▶ _GOAL OF THE EXERCISE_: For this exercise, copy out each line of the material below that includes "مبلغ".

▶ _Data records_:
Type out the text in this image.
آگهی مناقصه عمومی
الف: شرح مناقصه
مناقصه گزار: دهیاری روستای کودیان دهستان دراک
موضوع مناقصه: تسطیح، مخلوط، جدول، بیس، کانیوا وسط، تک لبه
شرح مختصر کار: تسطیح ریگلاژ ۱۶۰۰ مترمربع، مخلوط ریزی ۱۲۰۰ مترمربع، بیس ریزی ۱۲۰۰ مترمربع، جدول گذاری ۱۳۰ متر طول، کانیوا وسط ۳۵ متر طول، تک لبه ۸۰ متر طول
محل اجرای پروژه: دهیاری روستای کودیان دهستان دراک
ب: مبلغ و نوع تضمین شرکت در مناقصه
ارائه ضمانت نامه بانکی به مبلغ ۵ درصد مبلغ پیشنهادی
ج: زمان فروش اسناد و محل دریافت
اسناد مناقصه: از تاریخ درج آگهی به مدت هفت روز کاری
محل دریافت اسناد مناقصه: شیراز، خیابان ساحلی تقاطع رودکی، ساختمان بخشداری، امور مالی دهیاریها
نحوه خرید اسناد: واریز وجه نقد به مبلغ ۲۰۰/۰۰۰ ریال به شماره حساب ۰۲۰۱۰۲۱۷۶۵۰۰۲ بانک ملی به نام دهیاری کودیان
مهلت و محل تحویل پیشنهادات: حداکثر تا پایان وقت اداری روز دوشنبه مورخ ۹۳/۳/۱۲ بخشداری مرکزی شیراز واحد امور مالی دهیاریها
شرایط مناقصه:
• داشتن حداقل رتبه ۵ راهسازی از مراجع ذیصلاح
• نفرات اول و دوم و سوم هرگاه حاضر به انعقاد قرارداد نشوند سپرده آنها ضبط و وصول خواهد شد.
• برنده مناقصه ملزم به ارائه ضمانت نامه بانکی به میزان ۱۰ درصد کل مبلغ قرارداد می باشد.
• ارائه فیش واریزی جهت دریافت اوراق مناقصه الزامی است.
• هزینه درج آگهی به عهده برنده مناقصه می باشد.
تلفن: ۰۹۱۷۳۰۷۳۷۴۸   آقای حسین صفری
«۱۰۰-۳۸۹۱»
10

▶ _ANSWER TO THIS EXERCISE_:
ب: مبلغ و نوع تضمین شرکت در مناقصه
ارائه ضمانت نامه بانکی به مبلغ ۵ درصد مبلغ پیشنهادی
نحوه خرید اسناد: واریز وجه نقد به مبلغ ۲۰۰/۰۰۰ ریال به شماره حساب ۰۲۰۱۰۲۱۷۶۵۰۰۲ بانک ملی به نام دهیاری کودیان
• برنده مناقصه ملزم به ارائه ضمانت نامه بانکی به میزان ۱۰ درصد کل مبلغ قرارداد می باشد.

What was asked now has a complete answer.